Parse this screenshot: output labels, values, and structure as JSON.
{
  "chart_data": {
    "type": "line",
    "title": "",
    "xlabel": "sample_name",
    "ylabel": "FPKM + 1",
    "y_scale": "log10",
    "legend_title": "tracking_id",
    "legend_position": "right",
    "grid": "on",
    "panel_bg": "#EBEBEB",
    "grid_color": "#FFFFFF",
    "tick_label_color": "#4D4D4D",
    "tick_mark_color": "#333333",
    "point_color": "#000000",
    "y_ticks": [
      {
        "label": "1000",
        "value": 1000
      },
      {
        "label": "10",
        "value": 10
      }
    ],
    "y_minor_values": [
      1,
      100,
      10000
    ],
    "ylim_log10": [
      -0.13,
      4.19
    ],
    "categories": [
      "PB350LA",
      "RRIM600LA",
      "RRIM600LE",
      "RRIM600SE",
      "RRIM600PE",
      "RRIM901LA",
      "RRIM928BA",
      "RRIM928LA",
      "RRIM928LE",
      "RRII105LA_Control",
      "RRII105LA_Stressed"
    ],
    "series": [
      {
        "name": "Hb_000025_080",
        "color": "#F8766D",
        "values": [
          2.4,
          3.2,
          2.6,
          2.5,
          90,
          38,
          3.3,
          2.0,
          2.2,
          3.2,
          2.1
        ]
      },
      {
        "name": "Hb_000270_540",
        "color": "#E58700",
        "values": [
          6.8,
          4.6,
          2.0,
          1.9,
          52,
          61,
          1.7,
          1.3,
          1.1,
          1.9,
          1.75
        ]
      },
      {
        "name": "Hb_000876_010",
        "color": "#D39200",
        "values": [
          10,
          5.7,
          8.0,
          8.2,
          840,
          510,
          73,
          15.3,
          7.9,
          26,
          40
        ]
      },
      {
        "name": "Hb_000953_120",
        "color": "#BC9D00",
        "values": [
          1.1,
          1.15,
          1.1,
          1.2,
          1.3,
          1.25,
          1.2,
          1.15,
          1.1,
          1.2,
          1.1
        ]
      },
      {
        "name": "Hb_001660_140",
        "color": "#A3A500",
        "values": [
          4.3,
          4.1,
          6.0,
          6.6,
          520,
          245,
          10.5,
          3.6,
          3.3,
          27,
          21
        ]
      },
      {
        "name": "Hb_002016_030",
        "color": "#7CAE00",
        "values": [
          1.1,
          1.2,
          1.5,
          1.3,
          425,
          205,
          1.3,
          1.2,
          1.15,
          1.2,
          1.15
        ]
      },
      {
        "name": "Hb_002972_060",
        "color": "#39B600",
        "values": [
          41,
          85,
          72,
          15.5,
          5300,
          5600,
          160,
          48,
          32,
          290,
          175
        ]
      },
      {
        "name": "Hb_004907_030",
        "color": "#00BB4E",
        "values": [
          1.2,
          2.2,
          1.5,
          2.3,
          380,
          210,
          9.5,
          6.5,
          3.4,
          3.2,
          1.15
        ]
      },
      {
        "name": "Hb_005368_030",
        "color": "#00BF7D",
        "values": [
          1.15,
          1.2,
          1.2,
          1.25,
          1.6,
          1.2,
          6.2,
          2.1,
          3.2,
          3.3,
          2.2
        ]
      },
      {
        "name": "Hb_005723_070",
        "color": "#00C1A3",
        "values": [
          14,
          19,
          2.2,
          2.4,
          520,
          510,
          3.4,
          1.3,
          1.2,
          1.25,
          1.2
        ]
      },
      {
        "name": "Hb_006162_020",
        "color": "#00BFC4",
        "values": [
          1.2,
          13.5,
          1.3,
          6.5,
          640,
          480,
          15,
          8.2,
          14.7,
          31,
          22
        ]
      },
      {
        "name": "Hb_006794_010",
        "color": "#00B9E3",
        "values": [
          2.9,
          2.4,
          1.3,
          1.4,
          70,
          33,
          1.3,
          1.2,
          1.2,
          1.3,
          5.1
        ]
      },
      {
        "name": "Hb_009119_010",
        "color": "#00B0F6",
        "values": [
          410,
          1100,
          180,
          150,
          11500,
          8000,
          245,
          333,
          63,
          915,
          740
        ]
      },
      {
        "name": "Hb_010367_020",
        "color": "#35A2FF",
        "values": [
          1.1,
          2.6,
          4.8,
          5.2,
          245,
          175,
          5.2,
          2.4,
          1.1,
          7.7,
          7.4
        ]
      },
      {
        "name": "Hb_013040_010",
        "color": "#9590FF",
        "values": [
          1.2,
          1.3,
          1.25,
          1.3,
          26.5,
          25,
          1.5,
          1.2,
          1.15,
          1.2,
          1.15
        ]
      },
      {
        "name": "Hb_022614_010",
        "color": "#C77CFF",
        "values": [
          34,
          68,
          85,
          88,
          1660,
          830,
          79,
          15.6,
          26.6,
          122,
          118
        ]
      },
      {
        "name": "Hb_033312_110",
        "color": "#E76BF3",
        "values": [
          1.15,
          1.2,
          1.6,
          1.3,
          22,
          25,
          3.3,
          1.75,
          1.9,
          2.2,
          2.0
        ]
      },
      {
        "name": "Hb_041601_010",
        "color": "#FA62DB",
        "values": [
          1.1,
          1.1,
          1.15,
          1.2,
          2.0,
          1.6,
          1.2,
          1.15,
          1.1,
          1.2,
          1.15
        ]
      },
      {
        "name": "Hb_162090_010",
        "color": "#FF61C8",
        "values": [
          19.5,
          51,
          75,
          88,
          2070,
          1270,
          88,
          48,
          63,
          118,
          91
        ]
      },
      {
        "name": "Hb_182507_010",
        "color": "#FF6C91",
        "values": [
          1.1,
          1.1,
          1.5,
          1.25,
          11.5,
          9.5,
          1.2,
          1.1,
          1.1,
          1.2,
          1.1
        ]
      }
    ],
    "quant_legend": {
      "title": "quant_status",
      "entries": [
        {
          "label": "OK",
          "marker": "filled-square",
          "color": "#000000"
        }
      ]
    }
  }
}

§ **GOAL**
The data above must be returned in full, exactly as written.

§ **THE ANSWER**
Parse this screenshot: output labels, values, and structure as JSON.
{
  "chart_data": {
    "type": "line",
    "title": "",
    "xlabel": "sample_name",
    "ylabel": "FPKM + 1",
    "y_scale": "log10",
    "legend_title": "tracking_id",
    "legend_position": "right",
    "grid": "on",
    "panel_bg": "#EBEBEB",
    "grid_color": "#FFFFFF",
    "tick_label_color": "#4D4D4D",
    "tick_mark_color": "#333333",
    "point_color": "#000000",
    "y_ticks": [
      {
        "label": "1000",
        "value": 1000
      },
      {
        "label": "10",
        "value": 10
      }
    ],
    "y_minor_values": [
      1,
      100,
      10000
    ],
    "ylim_log10": [
      -0.13,
      4.19
    ],
    "categories": [
      "PB350LA",
      "RRIM600LA",
      "RRIM600LE",
      "RRIM600SE",
      "RRIM600PE",
      "RRIM901LA",
      "RRIM928BA",
      "RRIM928LA",
      "RRIM928LE",
      "RRII105LA_Control",
      "RRII105LA_Stressed"
    ],
    "series": [
      {
        "name": "Hb_000025_080",
        "color": "#F8766D",
        "values": [
          2.4,
          3.2,
          2.6,
          2.5,
          90,
          38,
          3.3,
          2.0,
          2.2,
          3.2,
          2.1
        ]
      },
      {
        "name": "Hb_000270_540",
        "color": "#E58700",
        "values": [
          6.8,
          4.6,
          2.0,
          1.9,
          52,
          61,
          1.7,
          1.3,
          1.1,
          1.9,
          1.75
        ]
      },
      {
        "name": "Hb_000876_010",
        "color": "#D39200",
        "values": [
          10,
          5.7,
          8.0,
          8.2,
          840,
          510,
          73,
          15.3,
          7.9,
          26,
          40
        ]
      },
      {
        "name": "Hb_000953_120",
        "color": "#BC9D00",
        "values": [
          1.1,
          1.15,
          1.1,
          1.2,
          1.3,
          1.25,
          1.2,
          1.15,
          1.1,
          1.2,
          1.1
        ]
      },
      {
        "name": "Hb_001660_140",
        "color": "#A3A500",
        "values": [
          4.3,
          4.1,
          6.0,
          6.6,
          520,
          245,
          10.5,
          3.6,
          3.3,
          27,
          21
        ]
      },
      {
        "name": "Hb_002016_030",
        "color": "#7CAE00",
        "values": [
          1.1,
          1.2,
          1.5,
          1.3,
          425,
          205,
          1.3,
          1.2,
          1.15,
          1.2,
          1.15
        ]
      },
      {
        "name": "Hb_002972_060",
        "color": "#39B600",
        "values": [
          41,
          85,
          72,
          15.5,
          5300,
          5600,
          160,
          48,
          32,
          290,
          175
        ]
      },
      {
        "name": "Hb_004907_030",
        "color": "#00BB4E",
        "values": [
          1.2,
          2.2,
          1.5,
          2.3,
          380,
          210,
          9.5,
          6.5,
          3.4,
          3.2,
          1.15
        ]
      },
      {
        "name": "Hb_005368_030",
        "color": "#00BF7D",
        "values": [
          1.15,
          1.2,
          1.2,
          1.25,
          1.6,
          1.2,
          6.2,
          2.1,
          3.2,
          3.3,
          2.2
        ]
      },
      {
        "name": "Hb_005723_070",
        "color": "#00C1A3",
        "values": [
          14,
          19,
          2.2,
          2.4,
          520,
          510,
          3.4,
          1.3,
          1.2,
          1.25,
          1.2
        ]
      },
      {
        "name": "Hb_006162_020",
        "color": "#00BFC4",
        "values": [
          1.2,
          13.5,
          1.3,
          6.5,
          640,
          480,
          15,
          8.2,
          14.7,
          31,
          22
        ]
      },
      {
        "name": "Hb_006794_010",
        "color": "#00B9E3",
        "values": [
          2.9,
          2.4,
          1.3,
          1.4,
          70,
          33,
          1.3,
          1.2,
          1.2,
          1.3,
          5.1
        ]
      },
      {
        "name": "Hb_009119_010",
        "color": "#00B0F6",
        "values": [
          410,
          1100,
          180,
          150,
          11500,
          8000,
          245,
          333,
          63,
          915,
          740
        ]
      },
      {
        "name": "Hb_010367_020",
        "color": "#35A2FF",
        "values": [
          1.1,
          2.6,
          4.8,
          5.2,
          245,
          175,
          5.2,
          2.4,
          1.1,
          7.7,
          7.4
        ]
      },
      {
        "name": "Hb_013040_010",
        "color": "#9590FF",
        "values": [
          1.2,
          1.3,
          1.25,
          1.3,
          26.5,
          25,
          1.5,
          1.2,
          1.15,
          1.2,
          1.15
        ]
      },
      {
        "name": "Hb_022614_010",
        "color": "#C77CFF",
        "values": [
          34,
          68,
          85,
          88,
          1660,
          830,
          79,
          15.6,
          26.6,
          122,
          118
        ]
      },
      {
        "name": "Hb_033312_110",
        "color": "#E76BF3",
        "values": [
          1.15,
          1.2,
          1.6,
          1.3,
          22,
          25,
          3.3,
          1.75,
          1.9,
          2.2,
          2.0
        ]
      },
      {
        "name": "Hb_041601_010",
        "color": "#FA62DB",
        "values": [
          1.1,
          1.1,
          1.15,
          1.2,
          2.0,
          1.6,
          1.2,
          1.15,
          1.1,
          1.2,
          1.15
        ]
      },
      {
        "name": "Hb_162090_010",
        "color": "#FF61C8",
        "values": [
          19.5,
          51,
          75,
          88,
          2070,
          1270,
          88,
          48,
          63,
          118,
          91
        ]
      },
      {
        "name": "Hb_182507_010",
        "color": "#FF6C91",
        "values": [
          1.1,
          1.1,
          1.5,
          1.25,
          11.5,
          9.5,
          1.2,
          1.1,
          1.1,
          1.2,
          1.1
        ]
      }
    ],
    "quant_legend": {
      "title": "quant_status",
      "entries": [
        {
          "label": "OK",
          "marker": "filled-square",
          "color": "#000000"
        }
      ]
    }
  }
}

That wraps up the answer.